• Work instructions
How many lines in the entries below contain "ylabel"? Answer with the number only.

• Stored records
###

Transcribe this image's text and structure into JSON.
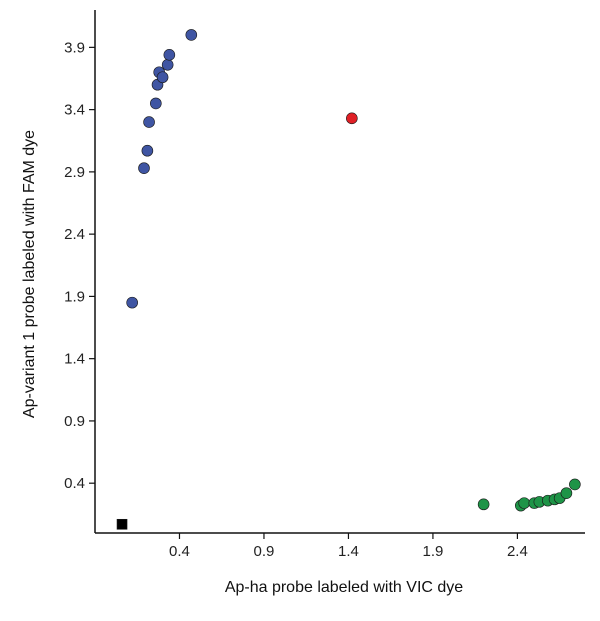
{
  "chart_data": {
    "type": "scatter",
    "title": "",
    "xlabel": "Ap-ha probe labeled with VIC dye",
    "ylabel": "Ap-variant 1 probe labeled with FAM dye",
    "xlim": [
      -0.1,
      2.8
    ],
    "ylim": [
      0.0,
      4.2
    ],
    "x_ticks": [
      0.4,
      0.9,
      1.4,
      1.9,
      2.4
    ],
    "y_ticks": [
      0.4,
      0.9,
      1.4,
      1.9,
      2.4,
      2.9,
      3.4,
      3.9
    ],
    "x_tick_labels": [
      "0.4",
      "0.9",
      "1.4",
      "1.9",
      "2.4"
    ],
    "y_tick_labels": [
      "0.4",
      "0.9",
      "1.4",
      "1.9",
      "2.4",
      "2.9",
      "3.4",
      "3.9"
    ],
    "grid": false,
    "legend": "none",
    "series": [
      {
        "color": "#3f55a3",
        "marker": "circle",
        "points": [
          {
            "x": 0.12,
            "y": 1.85
          },
          {
            "x": 0.19,
            "y": 2.93
          },
          {
            "x": 0.21,
            "y": 3.07
          },
          {
            "x": 0.22,
            "y": 3.3
          },
          {
            "x": 0.26,
            "y": 3.45
          },
          {
            "x": 0.27,
            "y": 3.6
          },
          {
            "x": 0.28,
            "y": 3.7
          },
          {
            "x": 0.3,
            "y": 3.66
          },
          {
            "x": 0.33,
            "y": 3.76
          },
          {
            "x": 0.34,
            "y": 3.84
          },
          {
            "x": 0.47,
            "y": 4.0
          }
        ]
      },
      {
        "color": "#e02026",
        "marker": "circle",
        "points": [
          {
            "x": 1.42,
            "y": 3.33
          }
        ]
      },
      {
        "color": "#1e9447",
        "marker": "circle",
        "points": [
          {
            "x": 2.2,
            "y": 0.23
          },
          {
            "x": 2.42,
            "y": 0.22
          },
          {
            "x": 2.44,
            "y": 0.24
          },
          {
            "x": 2.5,
            "y": 0.24
          },
          {
            "x": 2.53,
            "y": 0.25
          },
          {
            "x": 2.58,
            "y": 0.26
          },
          {
            "x": 2.62,
            "y": 0.27
          },
          {
            "x": 2.65,
            "y": 0.28
          },
          {
            "x": 2.69,
            "y": 0.32
          },
          {
            "x": 2.74,
            "y": 0.39
          }
        ]
      },
      {
        "color": "#000000",
        "marker": "square",
        "points": [
          {
            "x": 0.06,
            "y": 0.07
          }
        ]
      }
    ]
  }
}
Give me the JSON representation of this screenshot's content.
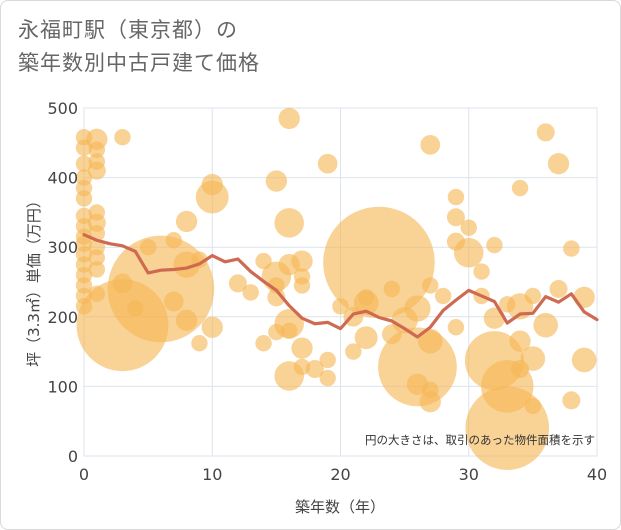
{
  "chart_data": {
    "type": "scatter",
    "title_line1": "永福町駅（東京都）の",
    "title_line2": "築年数別中古戸建て価格",
    "xlabel": "築年数（年）",
    "ylabel": "坪（3.3㎡）単価（万円）",
    "xlim": [
      0,
      40
    ],
    "ylim": [
      0,
      500
    ],
    "xticks": [
      "0",
      "10",
      "20",
      "30",
      "40"
    ],
    "yticks": [
      "0",
      "100",
      "200",
      "300",
      "400",
      "500"
    ],
    "note": "円の大きさは、取引のあった物件面積を示す",
    "colors": {
      "bubble": "#f5b756",
      "line": "#cf6a52",
      "grid": "#dce4ec"
    },
    "bubbles": [
      {
        "x": 0,
        "y": 458,
        "s": 1
      },
      {
        "x": 0,
        "y": 443,
        "s": 1
      },
      {
        "x": 0,
        "y": 420,
        "s": 1
      },
      {
        "x": 0,
        "y": 400,
        "s": 1
      },
      {
        "x": 0,
        "y": 385,
        "s": 1
      },
      {
        "x": 0,
        "y": 370,
        "s": 1
      },
      {
        "x": 0,
        "y": 345,
        "s": 1
      },
      {
        "x": 0,
        "y": 330,
        "s": 1
      },
      {
        "x": 0,
        "y": 315,
        "s": 1
      },
      {
        "x": 0,
        "y": 305,
        "s": 1
      },
      {
        "x": 0,
        "y": 290,
        "s": 1
      },
      {
        "x": 0,
        "y": 275,
        "s": 1
      },
      {
        "x": 0,
        "y": 260,
        "s": 1
      },
      {
        "x": 0,
        "y": 245,
        "s": 1
      },
      {
        "x": 0,
        "y": 230,
        "s": 1
      },
      {
        "x": 0,
        "y": 215,
        "s": 1
      },
      {
        "x": 1,
        "y": 455,
        "s": 1.3
      },
      {
        "x": 1,
        "y": 440,
        "s": 1
      },
      {
        "x": 1,
        "y": 423,
        "s": 1
      },
      {
        "x": 1,
        "y": 410,
        "s": 1.1
      },
      {
        "x": 1,
        "y": 350,
        "s": 1
      },
      {
        "x": 1,
        "y": 335,
        "s": 1.1
      },
      {
        "x": 1,
        "y": 320,
        "s": 1
      },
      {
        "x": 1,
        "y": 300,
        "s": 1
      },
      {
        "x": 1,
        "y": 285,
        "s": 1
      },
      {
        "x": 1,
        "y": 268,
        "s": 1
      },
      {
        "x": 1,
        "y": 233,
        "s": 1
      },
      {
        "x": 3,
        "y": 458,
        "s": 1
      },
      {
        "x": 3,
        "y": 188,
        "s": 5.6
      },
      {
        "x": 3,
        "y": 248,
        "s": 1.2
      },
      {
        "x": 4,
        "y": 212,
        "s": 1
      },
      {
        "x": 5,
        "y": 300,
        "s": 1
      },
      {
        "x": 6,
        "y": 240,
        "s": 6.5
      },
      {
        "x": 7,
        "y": 222,
        "s": 1.2
      },
      {
        "x": 7,
        "y": 310,
        "s": 1
      },
      {
        "x": 8,
        "y": 337,
        "s": 1.3
      },
      {
        "x": 8,
        "y": 275,
        "s": 1.6
      },
      {
        "x": 8,
        "y": 195,
        "s": 1.3
      },
      {
        "x": 9,
        "y": 162,
        "s": 1
      },
      {
        "x": 9,
        "y": 282,
        "s": 1
      },
      {
        "x": 10,
        "y": 390,
        "s": 1.3
      },
      {
        "x": 10,
        "y": 372,
        "s": 2
      },
      {
        "x": 10,
        "y": 185,
        "s": 1.3
      },
      {
        "x": 12,
        "y": 248,
        "s": 1.1
      },
      {
        "x": 13,
        "y": 235,
        "s": 1
      },
      {
        "x": 14,
        "y": 280,
        "s": 1
      },
      {
        "x": 14,
        "y": 162,
        "s": 1
      },
      {
        "x": 15,
        "y": 395,
        "s": 1.3
      },
      {
        "x": 15,
        "y": 258,
        "s": 1.8
      },
      {
        "x": 15,
        "y": 245,
        "s": 1
      },
      {
        "x": 15,
        "y": 228,
        "s": 1.1
      },
      {
        "x": 15,
        "y": 178,
        "s": 1
      },
      {
        "x": 16,
        "y": 485,
        "s": 1.3
      },
      {
        "x": 16,
        "y": 335,
        "s": 1.8
      },
      {
        "x": 16,
        "y": 275,
        "s": 1.3
      },
      {
        "x": 16,
        "y": 190,
        "s": 1.8
      },
      {
        "x": 16,
        "y": 180,
        "s": 1
      },
      {
        "x": 16,
        "y": 115,
        "s": 1.8
      },
      {
        "x": 17,
        "y": 280,
        "s": 1.3
      },
      {
        "x": 17,
        "y": 258,
        "s": 1
      },
      {
        "x": 17,
        "y": 245,
        "s": 1
      },
      {
        "x": 17,
        "y": 155,
        "s": 1.3
      },
      {
        "x": 17,
        "y": 128,
        "s": 1
      },
      {
        "x": 18,
        "y": 125,
        "s": 1.1
      },
      {
        "x": 19,
        "y": 420,
        "s": 1.2
      },
      {
        "x": 19,
        "y": 138,
        "s": 1
      },
      {
        "x": 19,
        "y": 112,
        "s": 1
      },
      {
        "x": 20,
        "y": 215,
        "s": 1
      },
      {
        "x": 21,
        "y": 200,
        "s": 1.2
      },
      {
        "x": 21,
        "y": 150,
        "s": 1
      },
      {
        "x": 22,
        "y": 220,
        "s": 1.5
      },
      {
        "x": 22,
        "y": 228,
        "s": 1
      },
      {
        "x": 22,
        "y": 170,
        "s": 1.4
      },
      {
        "x": 23,
        "y": 278,
        "s": 6.8
      },
      {
        "x": 24,
        "y": 240,
        "s": 1
      },
      {
        "x": 24,
        "y": 175,
        "s": 1.2
      },
      {
        "x": 25,
        "y": 195,
        "s": 1.6
      },
      {
        "x": 26,
        "y": 212,
        "s": 1.6
      },
      {
        "x": 26,
        "y": 128,
        "s": 4.8
      },
      {
        "x": 26,
        "y": 103,
        "s": 1.3
      },
      {
        "x": 27,
        "y": 447,
        "s": 1.2
      },
      {
        "x": 27,
        "y": 245,
        "s": 1
      },
      {
        "x": 27,
        "y": 165,
        "s": 1.5
      },
      {
        "x": 27,
        "y": 95,
        "s": 1
      },
      {
        "x": 27,
        "y": 78,
        "s": 1.3
      },
      {
        "x": 28,
        "y": 230,
        "s": 1
      },
      {
        "x": 29,
        "y": 372,
        "s": 1
      },
      {
        "x": 29,
        "y": 343,
        "s": 1.1
      },
      {
        "x": 29,
        "y": 308,
        "s": 1.1
      },
      {
        "x": 29,
        "y": 185,
        "s": 1
      },
      {
        "x": 30,
        "y": 292,
        "s": 1.8
      },
      {
        "x": 30,
        "y": 328,
        "s": 1
      },
      {
        "x": 31,
        "y": 265,
        "s": 1
      },
      {
        "x": 31,
        "y": 230,
        "s": 1
      },
      {
        "x": 32,
        "y": 303,
        "s": 1
      },
      {
        "x": 32,
        "y": 198,
        "s": 1.3
      },
      {
        "x": 32,
        "y": 137,
        "s": 3.6
      },
      {
        "x": 33,
        "y": 218,
        "s": 1
      },
      {
        "x": 33,
        "y": 100,
        "s": 3.2
      },
      {
        "x": 33,
        "y": 40,
        "s": 5.1
      },
      {
        "x": 34,
        "y": 385,
        "s": 1
      },
      {
        "x": 34,
        "y": 215,
        "s": 1.6
      },
      {
        "x": 34,
        "y": 165,
        "s": 1.3
      },
      {
        "x": 34,
        "y": 125,
        "s": 1.1
      },
      {
        "x": 35,
        "y": 230,
        "s": 1
      },
      {
        "x": 35,
        "y": 140,
        "s": 1.5
      },
      {
        "x": 35,
        "y": 72,
        "s": 1
      },
      {
        "x": 36,
        "y": 465,
        "s": 1.1
      },
      {
        "x": 36,
        "y": 188,
        "s": 1.5
      },
      {
        "x": 37,
        "y": 420,
        "s": 1.3
      },
      {
        "x": 37,
        "y": 240,
        "s": 1.1
      },
      {
        "x": 38,
        "y": 298,
        "s": 1
      },
      {
        "x": 38,
        "y": 80,
        "s": 1.1
      },
      {
        "x": 39,
        "y": 228,
        "s": 1.3
      },
      {
        "x": 39,
        "y": 138,
        "s": 1.5
      }
    ],
    "line": {
      "x": [
        0,
        1,
        2,
        3,
        4,
        5,
        6,
        7,
        8,
        9,
        10,
        11,
        12,
        13,
        14,
        15,
        16,
        17,
        18,
        19,
        20,
        21,
        22,
        23,
        24,
        25,
        26,
        27,
        28,
        29,
        30,
        31,
        32,
        33,
        34,
        35,
        36,
        37,
        38,
        39,
        40
      ],
      "y": [
        318,
        310,
        305,
        302,
        294,
        263,
        267,
        268,
        270,
        276,
        288,
        279,
        283,
        265,
        251,
        238,
        216,
        198,
        190,
        192,
        183,
        204,
        208,
        199,
        194,
        183,
        171,
        185,
        209,
        224,
        238,
        230,
        222,
        191,
        204,
        205,
        229,
        221,
        233,
        207,
        196
      ]
    }
  }
}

###

• Finished task
2